- RECORDS:
+-------+
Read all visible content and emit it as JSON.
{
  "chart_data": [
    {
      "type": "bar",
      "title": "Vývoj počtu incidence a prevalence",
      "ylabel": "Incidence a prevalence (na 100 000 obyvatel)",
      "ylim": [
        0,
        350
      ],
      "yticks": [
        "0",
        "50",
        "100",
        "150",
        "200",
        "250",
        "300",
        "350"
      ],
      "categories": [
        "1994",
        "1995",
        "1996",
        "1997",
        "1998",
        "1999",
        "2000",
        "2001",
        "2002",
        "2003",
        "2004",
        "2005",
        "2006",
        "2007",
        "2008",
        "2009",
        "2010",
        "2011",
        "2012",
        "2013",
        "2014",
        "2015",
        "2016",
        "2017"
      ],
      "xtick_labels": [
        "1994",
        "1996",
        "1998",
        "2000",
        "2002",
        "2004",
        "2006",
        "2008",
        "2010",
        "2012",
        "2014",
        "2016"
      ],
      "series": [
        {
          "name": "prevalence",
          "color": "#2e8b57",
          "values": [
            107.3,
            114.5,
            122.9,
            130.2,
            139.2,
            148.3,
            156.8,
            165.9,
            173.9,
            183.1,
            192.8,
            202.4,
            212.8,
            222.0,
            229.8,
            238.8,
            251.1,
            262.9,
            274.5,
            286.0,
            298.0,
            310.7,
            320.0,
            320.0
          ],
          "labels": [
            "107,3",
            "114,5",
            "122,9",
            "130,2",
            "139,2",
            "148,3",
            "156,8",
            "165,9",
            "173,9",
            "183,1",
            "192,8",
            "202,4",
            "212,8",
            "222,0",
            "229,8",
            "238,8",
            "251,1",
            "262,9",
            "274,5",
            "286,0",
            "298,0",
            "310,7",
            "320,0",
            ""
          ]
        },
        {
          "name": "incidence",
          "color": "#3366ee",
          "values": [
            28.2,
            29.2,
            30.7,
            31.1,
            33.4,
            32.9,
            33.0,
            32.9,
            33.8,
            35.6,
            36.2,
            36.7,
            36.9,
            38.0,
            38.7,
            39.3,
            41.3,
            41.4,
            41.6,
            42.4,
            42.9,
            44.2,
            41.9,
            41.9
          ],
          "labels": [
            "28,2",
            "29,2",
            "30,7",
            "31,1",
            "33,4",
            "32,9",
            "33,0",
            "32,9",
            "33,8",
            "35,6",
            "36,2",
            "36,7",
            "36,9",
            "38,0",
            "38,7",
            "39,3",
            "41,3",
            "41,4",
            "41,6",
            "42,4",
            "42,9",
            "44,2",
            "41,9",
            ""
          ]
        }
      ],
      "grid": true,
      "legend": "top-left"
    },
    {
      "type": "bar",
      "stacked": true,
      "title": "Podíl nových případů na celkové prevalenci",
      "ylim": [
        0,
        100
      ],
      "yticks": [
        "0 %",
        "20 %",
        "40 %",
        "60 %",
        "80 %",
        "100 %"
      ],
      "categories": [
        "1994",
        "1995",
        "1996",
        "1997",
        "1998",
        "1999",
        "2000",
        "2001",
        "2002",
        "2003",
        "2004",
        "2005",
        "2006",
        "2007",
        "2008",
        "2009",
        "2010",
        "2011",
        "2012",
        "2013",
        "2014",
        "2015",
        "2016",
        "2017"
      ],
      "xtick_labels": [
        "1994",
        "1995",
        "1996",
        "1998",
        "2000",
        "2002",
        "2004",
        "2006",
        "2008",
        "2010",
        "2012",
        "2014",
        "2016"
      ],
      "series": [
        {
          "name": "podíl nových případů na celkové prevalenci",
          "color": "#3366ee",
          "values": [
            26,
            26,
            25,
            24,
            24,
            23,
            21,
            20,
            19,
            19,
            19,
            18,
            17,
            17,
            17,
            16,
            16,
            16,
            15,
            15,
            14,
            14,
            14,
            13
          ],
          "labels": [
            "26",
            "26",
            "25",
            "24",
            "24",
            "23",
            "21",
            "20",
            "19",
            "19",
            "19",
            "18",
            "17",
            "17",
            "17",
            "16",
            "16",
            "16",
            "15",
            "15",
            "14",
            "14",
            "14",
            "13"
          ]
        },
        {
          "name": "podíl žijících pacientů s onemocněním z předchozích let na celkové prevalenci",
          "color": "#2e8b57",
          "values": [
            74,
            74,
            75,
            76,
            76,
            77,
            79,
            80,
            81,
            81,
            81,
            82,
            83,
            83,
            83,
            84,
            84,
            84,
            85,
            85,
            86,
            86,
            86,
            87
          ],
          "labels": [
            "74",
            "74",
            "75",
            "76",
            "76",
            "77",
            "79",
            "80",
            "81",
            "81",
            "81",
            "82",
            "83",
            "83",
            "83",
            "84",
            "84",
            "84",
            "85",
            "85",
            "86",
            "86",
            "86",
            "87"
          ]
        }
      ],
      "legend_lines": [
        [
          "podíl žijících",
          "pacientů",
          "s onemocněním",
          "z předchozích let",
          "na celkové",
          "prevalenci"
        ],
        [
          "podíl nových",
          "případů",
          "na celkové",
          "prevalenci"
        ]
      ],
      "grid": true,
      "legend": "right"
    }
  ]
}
+-------+
- WHAT YOU NEED TO DO: Copy out each line of the data containing the string "předchozích".

- SOLUTION TO THE EXERCISE:
          "name": "podíl žijících pacientů s onemocněním z předchozích let na celkové prevalenci",
          "z předchozích let",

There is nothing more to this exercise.